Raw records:
** START **

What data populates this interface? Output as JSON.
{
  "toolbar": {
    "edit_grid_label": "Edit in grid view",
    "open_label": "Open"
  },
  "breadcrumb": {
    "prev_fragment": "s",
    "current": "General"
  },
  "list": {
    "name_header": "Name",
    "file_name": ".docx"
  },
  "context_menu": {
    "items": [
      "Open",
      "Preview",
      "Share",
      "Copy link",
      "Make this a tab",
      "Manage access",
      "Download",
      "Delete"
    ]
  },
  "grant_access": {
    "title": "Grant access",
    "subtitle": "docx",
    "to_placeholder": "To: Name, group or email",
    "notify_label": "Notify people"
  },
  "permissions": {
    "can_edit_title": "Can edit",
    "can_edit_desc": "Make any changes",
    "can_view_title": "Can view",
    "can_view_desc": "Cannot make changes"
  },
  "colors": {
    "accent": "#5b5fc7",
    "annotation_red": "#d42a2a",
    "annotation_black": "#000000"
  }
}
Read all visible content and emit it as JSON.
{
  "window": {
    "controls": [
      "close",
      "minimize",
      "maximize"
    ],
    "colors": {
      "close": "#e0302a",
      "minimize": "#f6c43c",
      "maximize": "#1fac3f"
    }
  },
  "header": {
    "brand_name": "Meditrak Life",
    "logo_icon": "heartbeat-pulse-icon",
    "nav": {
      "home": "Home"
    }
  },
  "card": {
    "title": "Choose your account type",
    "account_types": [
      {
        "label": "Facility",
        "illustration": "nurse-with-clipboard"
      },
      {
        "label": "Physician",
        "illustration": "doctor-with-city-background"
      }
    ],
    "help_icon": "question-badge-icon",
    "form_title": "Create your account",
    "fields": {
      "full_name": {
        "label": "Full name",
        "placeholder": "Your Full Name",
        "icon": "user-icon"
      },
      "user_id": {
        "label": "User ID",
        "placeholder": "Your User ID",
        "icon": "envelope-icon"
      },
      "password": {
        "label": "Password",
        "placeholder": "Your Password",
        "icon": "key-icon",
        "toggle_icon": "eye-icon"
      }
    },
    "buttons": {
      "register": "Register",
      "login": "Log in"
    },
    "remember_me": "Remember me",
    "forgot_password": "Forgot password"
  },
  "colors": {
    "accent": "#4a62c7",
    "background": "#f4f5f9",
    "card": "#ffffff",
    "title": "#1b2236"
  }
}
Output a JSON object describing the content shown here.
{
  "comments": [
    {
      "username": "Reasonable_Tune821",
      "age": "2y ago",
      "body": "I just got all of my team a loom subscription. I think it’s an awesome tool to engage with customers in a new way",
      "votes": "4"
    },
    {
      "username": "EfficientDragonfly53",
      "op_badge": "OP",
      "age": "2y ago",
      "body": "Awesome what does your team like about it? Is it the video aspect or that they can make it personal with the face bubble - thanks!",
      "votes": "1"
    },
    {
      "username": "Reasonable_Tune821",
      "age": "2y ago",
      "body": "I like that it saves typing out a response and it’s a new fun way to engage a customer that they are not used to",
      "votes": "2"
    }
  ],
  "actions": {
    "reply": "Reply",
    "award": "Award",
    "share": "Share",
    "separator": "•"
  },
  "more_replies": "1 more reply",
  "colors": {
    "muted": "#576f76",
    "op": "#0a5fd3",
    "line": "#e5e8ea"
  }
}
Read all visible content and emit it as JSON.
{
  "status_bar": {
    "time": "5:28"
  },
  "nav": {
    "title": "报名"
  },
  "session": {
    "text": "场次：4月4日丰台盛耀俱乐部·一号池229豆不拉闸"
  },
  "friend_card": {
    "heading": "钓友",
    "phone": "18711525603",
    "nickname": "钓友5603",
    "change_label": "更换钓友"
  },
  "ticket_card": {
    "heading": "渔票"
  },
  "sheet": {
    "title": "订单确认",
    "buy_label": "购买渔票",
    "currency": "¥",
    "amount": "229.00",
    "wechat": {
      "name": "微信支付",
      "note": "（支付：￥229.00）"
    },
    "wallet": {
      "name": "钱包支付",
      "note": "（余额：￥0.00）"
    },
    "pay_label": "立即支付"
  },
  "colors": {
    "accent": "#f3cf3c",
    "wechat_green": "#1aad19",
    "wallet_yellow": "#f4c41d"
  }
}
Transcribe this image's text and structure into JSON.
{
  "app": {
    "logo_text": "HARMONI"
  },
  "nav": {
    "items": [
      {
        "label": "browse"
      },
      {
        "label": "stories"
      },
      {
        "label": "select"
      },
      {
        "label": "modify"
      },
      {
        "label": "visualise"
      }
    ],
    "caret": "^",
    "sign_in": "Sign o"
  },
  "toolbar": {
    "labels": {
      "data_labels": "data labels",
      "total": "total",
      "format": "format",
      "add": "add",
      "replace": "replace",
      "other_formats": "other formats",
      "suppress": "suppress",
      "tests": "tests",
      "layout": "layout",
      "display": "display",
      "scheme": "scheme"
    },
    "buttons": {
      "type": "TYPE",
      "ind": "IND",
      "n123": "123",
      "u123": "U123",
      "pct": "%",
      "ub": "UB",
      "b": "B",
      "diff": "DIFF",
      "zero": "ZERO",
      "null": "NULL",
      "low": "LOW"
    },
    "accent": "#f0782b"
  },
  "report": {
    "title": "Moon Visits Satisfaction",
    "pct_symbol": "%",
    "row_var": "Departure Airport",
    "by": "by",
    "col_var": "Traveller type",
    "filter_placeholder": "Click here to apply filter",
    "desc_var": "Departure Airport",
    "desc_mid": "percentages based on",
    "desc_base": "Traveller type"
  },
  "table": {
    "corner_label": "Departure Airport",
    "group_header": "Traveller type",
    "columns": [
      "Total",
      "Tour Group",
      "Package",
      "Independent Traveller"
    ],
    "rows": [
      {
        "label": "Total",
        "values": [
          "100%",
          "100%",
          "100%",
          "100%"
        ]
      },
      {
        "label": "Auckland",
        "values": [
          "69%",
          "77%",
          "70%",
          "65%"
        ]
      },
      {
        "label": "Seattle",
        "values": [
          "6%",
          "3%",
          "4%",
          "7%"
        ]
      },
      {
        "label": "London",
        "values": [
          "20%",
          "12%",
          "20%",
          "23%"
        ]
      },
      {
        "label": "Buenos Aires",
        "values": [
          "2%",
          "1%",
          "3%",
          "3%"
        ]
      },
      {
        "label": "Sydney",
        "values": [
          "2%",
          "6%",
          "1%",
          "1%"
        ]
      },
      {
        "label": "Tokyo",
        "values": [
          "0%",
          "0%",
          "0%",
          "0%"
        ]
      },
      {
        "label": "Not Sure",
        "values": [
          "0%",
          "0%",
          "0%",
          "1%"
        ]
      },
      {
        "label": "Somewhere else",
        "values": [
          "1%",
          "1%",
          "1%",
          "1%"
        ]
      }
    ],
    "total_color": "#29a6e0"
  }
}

** END **

**Work to complete:**
Repeat every record, exactly as written.

**Exercise result:**
What data populates this interface? Output as JSON.
{
  "toolbar": {
    "edit_grid_label": "Edit in grid view",
    "open_label": "Open"
  },
  "breadcrumb": {
    "prev_fragment": "s",
    "current": "General"
  },
  "list": {
    "name_header": "Name",
    "file_name": ".docx"
  },
  "context_menu": {
    "items": [
      "Open",
      "Preview",
      "Share",
      "Copy link",
      "Make this a tab",
      "Manage access",
      "Download",
      "Delete"
    ]
  },
  "grant_access": {
    "title": "Grant access",
    "subtitle": "docx",
    "to_placeholder": "To: Name, group or email",
    "notify_label": "Notify people"
  },
  "permissions": {
    "can_edit_title": "Can edit",
    "can_edit_desc": "Make any changes",
    "can_view_title": "Can view",
    "can_view_desc": "Cannot make changes"
  },
  "colors": {
    "accent": "#5b5fc7",
    "annotation_red": "#d42a2a",
    "annotation_black": "#000000"
  }
}
Read all visible content and emit it as JSON.
{
  "window": {
    "controls": [
      "close",
      "minimize",
      "maximize"
    ],
    "colors": {
      "close": "#e0302a",
      "minimize": "#f6c43c",
      "maximize": "#1fac3f"
    }
  },
  "header": {
    "brand_name": "Meditrak Life",
    "logo_icon": "heartbeat-pulse-icon",
    "nav": {
      "home": "Home"
    }
  },
  "card": {
    "title": "Choose your account type",
    "account_types": [
      {
        "label": "Facility",
        "illustration": "nurse-with-clipboard"
      },
      {
        "label": "Physician",
        "illustration": "doctor-with-city-background"
      }
    ],
    "help_icon": "question-badge-icon",
    "form_title": "Create your account",
    "fields": {
      "full_name": {
        "label": "Full name",
        "placeholder": "Your Full Name",
        "icon": "user-icon"
      },
      "user_id": {
        "label": "User ID",
        "placeholder": "Your User ID",
        "icon": "envelope-icon"
      },
      "password": {
        "label": "Password",
        "placeholder": "Your Password",
        "icon": "key-icon",
        "toggle_icon": "eye-icon"
      }
    },
    "buttons": {
      "register": "Register",
      "login": "Log in"
    },
    "remember_me": "Remember me",
    "forgot_password": "Forgot password"
  },
  "colors": {
    "accent": "#4a62c7",
    "background": "#f4f5f9",
    "card": "#ffffff",
    "title": "#1b2236"
  }
}
Output a JSON object describing the content shown here.
{
  "comments": [
    {
      "username": "Reasonable_Tune821",
      "age": "2y ago",
      "body": "I just got all of my team a loom subscription. I think it’s an awesome tool to engage with customers in a new way",
      "votes": "4"
    },
    {
      "username": "EfficientDragonfly53",
      "op_badge": "OP",
      "age": "2y ago",
      "body": "Awesome what does your team like about it? Is it the video aspect or that they can make it personal with the face bubble - thanks!",
      "votes": "1"
    },
    {
      "username": "Reasonable_Tune821",
      "age": "2y ago",
      "body": "I like that it saves typing out a response and it’s a new fun way to engage a customer that they are not used to",
      "votes": "2"
    }
  ],
  "actions": {
    "reply": "Reply",
    "award": "Award",
    "share": "Share",
    "separator": "•"
  },
  "more_replies": "1 more reply",
  "colors": {
    "muted": "#576f76",
    "op": "#0a5fd3",
    "line": "#e5e8ea"
  }
}
Read all visible content and emit it as JSON.
{
  "status_bar": {
    "time": "5:28"
  },
  "nav": {
    "title": "报名"
  },
  "session": {
    "text": "场次：4月4日丰台盛耀俱乐部·一号池229豆不拉闸"
  },
  "friend_card": {
    "heading": "钓友",
    "phone": "18711525603",
    "nickname": "钓友5603",
    "change_label": "更换钓友"
  },
  "ticket_card": {
    "heading": "渔票"
  },
  "sheet": {
    "title": "订单确认",
    "buy_label": "购买渔票",
    "currency": "¥",
    "amount": "229.00",
    "wechat": {
      "name": "微信支付",
      "note": "（支付：￥229.00）"
    },
    "wallet": {
      "name": "钱包支付",
      "note": "（余额：￥0.00）"
    },
    "pay_label": "立即支付"
  },
  "colors": {
    "accent": "#f3cf3c",
    "wechat_green": "#1aad19",
    "wallet_yellow": "#f4c41d"
  }
}
Transcribe this image's text and structure into JSON.
{
  "app": {
    "logo_text": "HARMONI"
  },
  "nav": {
    "items": [
      {
        "label": "browse"
      },
      {
        "label": "stories"
      },
      {
        "label": "select"
      },
      {
        "label": "modify"
      },
      {
        "label": "visualise"
      }
    ],
    "caret": "^",
    "sign_in": "Sign o"
  },
  "toolbar": {
    "labels": {
      "data_labels": "data labels",
      "total": "total",
      "format": "format",
      "add": "add",
      "replace": "replace",
      "other_formats": "other formats",
      "suppress": "suppress",
      "tests": "tests",
      "layout": "layout",
      "display": "display",
      "scheme": "scheme"
    },
    "buttons": {
      "type": "TYPE",
      "ind": "IND",
      "n123": "123",
      "u123": "U123",
      "pct": "%",
      "ub": "UB",
      "b": "B",
      "diff": "DIFF",
      "zero": "ZERO",
      "null": "NULL",
      "low": "LOW"
    },
    "accent": "#f0782b"
  },
  "report": {
    "title": "Moon Visits Satisfaction",
    "pct_symbol": "%",
    "row_var": "Departure Airport",
    "by": "by",
    "col_var": "Traveller type",
    "filter_placeholder": "Click here to apply filter",
    "desc_var": "Departure Airport",
    "desc_mid": "percentages based on",
    "desc_base": "Traveller type"
  },
  "table": {
    "corner_label": "Departure Airport",
    "group_header": "Traveller type",
    "columns": [
      "Total",
      "Tour Group",
      "Package",
      "Independent Traveller"
    ],
    "rows": [
      {
        "label": "Total",
        "values": [
          "100%",
          "100%",
          "100%",
          "100%"
        ]
      },
      {
        "label": "Auckland",
        "values": [
          "69%",
          "77%",
          "70%",
          "65%"
        ]
      },
      {
        "label": "Seattle",
        "values": [
          "6%",
          "3%",
          "4%",
          "7%"
        ]
      },
      {
        "label": "London",
        "values": [
          "20%",
          "12%",
          "20%",
          "23%"
        ]
      },
      {
        "label": "Buenos Aires",
        "values": [
          "2%",
          "1%",
          "3%",
          "3%"
        ]
      },
      {
        "label": "Sydney",
        "values": [
          "2%",
          "6%",
          "1%",
          "1%"
        ]
      },
      {
        "label": "Tokyo",
        "values": [
          "0%",
          "0%",
          "0%",
          "0%"
        ]
      },
      {
        "label": "Not Sure",
        "values": [
          "0%",
          "0%",
          "0%",
          "1%"
        ]
      },
      {
        "label": "Somewhere else",
        "values": [
          "1%",
          "1%",
          "1%",
          "1%"
        ]
      }
    ],
    "total_color": "#29a6e0"
  }
}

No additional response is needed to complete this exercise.